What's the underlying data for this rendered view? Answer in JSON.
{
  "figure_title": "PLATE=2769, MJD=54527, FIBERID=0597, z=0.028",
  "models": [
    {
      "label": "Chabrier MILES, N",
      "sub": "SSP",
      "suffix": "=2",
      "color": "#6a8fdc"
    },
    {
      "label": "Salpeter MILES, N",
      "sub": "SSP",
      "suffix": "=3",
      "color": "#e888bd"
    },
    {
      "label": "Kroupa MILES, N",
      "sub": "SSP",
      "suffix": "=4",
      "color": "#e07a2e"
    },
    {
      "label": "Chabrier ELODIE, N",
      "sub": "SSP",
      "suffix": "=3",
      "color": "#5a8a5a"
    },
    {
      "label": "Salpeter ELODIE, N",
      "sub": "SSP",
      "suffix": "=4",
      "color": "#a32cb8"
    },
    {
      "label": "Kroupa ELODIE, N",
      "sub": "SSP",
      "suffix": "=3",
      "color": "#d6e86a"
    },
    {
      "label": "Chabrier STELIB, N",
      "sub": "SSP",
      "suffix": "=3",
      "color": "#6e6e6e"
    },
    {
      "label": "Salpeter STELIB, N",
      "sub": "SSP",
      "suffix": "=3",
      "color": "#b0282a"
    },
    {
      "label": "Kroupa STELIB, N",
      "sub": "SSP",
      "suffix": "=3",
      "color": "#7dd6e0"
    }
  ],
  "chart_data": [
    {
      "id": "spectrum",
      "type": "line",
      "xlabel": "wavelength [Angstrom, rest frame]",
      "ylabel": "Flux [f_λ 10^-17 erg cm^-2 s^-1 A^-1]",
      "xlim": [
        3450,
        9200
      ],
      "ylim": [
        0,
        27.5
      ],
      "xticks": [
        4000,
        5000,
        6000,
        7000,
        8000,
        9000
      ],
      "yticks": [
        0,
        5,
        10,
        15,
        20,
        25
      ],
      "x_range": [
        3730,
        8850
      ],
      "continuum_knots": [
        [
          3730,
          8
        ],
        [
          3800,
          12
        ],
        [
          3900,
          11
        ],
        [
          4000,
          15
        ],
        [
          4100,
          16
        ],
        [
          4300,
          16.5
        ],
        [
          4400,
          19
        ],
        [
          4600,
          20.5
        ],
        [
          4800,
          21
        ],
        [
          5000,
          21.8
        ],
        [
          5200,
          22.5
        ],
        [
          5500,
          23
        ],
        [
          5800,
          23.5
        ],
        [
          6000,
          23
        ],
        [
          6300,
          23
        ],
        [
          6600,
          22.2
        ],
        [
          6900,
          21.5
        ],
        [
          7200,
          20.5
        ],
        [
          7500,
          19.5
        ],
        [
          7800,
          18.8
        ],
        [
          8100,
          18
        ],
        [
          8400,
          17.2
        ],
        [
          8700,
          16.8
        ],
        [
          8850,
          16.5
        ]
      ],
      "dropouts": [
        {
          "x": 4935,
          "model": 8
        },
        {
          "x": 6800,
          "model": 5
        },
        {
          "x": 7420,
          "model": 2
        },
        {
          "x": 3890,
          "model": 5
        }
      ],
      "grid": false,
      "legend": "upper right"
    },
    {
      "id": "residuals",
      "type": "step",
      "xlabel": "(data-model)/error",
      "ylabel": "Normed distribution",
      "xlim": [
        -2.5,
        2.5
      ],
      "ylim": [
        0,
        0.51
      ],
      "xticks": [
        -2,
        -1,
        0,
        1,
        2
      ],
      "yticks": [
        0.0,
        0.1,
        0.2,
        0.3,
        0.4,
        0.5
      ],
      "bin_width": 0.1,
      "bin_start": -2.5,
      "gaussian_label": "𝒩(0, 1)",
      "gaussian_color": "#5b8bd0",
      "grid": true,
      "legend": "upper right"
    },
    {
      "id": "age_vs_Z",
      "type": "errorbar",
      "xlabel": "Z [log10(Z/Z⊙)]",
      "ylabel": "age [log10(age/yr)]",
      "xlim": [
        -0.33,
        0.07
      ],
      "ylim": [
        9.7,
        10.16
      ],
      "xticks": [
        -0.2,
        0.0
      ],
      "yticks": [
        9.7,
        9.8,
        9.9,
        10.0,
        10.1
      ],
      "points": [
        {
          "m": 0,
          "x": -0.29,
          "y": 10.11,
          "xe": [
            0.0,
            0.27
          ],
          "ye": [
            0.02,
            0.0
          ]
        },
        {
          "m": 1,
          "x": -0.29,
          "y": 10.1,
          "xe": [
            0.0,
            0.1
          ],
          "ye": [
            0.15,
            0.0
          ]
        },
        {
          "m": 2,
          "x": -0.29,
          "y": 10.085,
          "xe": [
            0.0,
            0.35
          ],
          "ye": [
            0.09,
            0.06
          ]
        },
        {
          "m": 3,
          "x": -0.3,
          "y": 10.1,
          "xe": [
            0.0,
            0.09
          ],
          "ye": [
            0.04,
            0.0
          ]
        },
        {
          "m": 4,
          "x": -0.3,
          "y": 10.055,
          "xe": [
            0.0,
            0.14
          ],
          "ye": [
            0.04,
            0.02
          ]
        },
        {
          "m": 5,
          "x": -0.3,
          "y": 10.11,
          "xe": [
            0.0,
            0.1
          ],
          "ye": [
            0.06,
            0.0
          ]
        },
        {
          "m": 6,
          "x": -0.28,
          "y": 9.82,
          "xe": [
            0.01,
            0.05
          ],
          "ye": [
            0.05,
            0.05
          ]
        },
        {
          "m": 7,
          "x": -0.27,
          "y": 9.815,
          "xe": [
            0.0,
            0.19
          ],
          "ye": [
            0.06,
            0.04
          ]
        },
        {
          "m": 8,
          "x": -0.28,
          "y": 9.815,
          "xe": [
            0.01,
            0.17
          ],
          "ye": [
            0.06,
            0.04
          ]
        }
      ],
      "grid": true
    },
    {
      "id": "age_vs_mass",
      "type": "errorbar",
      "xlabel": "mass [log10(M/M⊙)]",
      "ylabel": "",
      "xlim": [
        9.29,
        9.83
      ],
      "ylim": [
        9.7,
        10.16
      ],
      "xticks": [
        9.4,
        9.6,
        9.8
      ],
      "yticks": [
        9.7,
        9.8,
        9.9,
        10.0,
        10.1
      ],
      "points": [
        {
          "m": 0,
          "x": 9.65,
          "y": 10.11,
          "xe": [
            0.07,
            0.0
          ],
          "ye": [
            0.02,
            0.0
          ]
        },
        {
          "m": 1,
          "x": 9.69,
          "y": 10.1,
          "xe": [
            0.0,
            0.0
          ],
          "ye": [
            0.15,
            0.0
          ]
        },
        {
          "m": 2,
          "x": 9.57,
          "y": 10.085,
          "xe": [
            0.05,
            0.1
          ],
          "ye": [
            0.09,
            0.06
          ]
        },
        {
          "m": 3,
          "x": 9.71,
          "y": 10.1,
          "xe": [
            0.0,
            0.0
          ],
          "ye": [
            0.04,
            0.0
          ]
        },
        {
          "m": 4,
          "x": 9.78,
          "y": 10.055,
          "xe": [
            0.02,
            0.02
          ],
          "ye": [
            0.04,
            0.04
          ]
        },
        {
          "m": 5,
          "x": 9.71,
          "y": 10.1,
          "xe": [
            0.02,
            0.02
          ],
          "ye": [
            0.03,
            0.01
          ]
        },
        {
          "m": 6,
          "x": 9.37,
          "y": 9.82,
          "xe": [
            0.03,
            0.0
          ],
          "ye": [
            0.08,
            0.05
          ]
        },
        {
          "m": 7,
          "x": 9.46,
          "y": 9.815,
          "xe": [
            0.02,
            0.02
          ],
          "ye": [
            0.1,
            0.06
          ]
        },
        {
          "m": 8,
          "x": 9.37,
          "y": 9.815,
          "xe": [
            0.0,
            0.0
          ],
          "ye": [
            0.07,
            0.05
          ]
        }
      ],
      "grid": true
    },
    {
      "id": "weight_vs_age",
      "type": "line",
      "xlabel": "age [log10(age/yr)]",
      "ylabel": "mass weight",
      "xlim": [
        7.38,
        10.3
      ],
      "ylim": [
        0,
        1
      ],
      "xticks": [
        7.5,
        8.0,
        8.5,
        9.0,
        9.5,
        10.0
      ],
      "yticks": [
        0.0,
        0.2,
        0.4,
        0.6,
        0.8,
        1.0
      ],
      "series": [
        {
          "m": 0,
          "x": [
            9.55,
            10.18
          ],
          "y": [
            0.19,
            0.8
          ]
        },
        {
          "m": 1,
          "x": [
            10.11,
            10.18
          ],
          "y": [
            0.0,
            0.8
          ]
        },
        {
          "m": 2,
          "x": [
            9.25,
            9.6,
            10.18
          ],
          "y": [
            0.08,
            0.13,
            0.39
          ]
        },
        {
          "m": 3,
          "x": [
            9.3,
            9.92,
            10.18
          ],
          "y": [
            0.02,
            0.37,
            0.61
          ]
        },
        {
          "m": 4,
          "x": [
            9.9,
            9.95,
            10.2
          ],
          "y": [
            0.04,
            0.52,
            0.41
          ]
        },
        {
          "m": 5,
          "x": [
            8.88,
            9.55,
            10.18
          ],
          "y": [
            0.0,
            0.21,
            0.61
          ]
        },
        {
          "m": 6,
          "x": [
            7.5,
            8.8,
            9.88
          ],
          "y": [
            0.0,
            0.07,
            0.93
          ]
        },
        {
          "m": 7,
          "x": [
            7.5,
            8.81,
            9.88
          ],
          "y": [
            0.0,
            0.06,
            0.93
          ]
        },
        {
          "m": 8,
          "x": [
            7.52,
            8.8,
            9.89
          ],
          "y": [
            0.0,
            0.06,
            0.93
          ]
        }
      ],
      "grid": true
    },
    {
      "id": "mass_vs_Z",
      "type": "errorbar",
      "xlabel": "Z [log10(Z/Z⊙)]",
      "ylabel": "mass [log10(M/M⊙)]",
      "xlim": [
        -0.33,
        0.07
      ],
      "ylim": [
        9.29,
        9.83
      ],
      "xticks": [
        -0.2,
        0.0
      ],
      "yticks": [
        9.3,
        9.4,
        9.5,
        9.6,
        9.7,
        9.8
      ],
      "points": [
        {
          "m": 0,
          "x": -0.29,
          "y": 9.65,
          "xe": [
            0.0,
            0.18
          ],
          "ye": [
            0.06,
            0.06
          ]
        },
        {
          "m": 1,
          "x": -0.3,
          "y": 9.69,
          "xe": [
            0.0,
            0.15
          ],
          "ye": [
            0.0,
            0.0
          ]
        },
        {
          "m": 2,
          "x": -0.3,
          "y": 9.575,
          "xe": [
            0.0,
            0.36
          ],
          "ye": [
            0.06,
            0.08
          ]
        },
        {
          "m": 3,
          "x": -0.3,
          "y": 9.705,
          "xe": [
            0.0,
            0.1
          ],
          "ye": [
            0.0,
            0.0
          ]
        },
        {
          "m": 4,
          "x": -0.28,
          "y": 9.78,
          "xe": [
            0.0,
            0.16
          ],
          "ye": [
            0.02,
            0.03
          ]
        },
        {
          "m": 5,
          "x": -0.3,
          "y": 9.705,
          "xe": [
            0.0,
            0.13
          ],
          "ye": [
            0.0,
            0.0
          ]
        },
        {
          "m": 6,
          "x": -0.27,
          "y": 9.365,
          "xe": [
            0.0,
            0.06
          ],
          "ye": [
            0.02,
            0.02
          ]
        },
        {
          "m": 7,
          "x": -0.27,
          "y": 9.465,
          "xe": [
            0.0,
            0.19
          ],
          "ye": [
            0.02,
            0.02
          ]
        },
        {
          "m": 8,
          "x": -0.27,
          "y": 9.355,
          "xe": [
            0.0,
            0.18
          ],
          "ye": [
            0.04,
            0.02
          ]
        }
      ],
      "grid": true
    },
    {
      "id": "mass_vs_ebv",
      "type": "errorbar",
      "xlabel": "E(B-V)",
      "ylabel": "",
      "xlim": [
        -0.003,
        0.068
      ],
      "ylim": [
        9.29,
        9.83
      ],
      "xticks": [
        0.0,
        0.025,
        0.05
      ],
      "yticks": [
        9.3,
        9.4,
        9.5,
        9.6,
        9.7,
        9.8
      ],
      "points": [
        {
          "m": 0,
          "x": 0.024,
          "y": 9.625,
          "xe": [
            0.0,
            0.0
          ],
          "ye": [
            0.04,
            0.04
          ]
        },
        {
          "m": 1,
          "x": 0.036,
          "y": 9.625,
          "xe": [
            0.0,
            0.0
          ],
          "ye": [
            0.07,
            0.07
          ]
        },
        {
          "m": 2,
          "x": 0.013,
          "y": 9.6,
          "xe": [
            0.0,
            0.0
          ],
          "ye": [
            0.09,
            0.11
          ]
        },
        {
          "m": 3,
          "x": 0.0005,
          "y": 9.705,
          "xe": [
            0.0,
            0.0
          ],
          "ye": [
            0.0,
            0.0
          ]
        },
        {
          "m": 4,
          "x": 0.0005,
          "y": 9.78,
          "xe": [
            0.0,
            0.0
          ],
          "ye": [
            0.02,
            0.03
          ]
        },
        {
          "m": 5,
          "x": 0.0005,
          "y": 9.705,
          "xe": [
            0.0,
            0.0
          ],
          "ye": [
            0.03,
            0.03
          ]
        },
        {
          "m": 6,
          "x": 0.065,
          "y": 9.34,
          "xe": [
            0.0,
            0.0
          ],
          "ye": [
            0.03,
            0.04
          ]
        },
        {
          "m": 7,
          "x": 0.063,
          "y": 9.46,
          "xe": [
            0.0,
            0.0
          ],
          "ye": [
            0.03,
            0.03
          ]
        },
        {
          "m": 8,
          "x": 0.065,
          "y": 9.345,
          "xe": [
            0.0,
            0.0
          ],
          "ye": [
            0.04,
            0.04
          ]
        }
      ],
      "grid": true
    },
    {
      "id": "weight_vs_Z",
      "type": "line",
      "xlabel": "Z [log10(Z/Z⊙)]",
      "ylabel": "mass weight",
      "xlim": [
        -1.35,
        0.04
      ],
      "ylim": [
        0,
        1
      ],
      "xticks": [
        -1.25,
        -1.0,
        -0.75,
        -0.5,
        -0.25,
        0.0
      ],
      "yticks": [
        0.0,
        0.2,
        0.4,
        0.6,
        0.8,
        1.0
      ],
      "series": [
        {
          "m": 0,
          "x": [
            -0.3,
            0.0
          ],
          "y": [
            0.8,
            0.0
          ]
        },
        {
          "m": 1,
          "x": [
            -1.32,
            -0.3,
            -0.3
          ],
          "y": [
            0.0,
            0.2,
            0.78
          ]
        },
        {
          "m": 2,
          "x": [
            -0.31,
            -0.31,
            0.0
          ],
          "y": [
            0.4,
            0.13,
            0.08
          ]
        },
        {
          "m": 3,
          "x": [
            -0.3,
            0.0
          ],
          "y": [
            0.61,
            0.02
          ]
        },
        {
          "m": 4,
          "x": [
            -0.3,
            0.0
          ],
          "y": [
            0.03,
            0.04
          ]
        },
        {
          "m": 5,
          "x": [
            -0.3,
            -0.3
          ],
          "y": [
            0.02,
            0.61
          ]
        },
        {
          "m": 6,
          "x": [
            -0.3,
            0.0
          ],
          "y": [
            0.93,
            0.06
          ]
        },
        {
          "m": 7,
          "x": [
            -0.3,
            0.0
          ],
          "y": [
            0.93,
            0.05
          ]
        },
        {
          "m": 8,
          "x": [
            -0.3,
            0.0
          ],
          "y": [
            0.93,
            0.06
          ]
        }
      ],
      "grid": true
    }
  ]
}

The task: Tally the lines of the material above that contain the word "ylabel" and report the total alone.

Exercise response: 8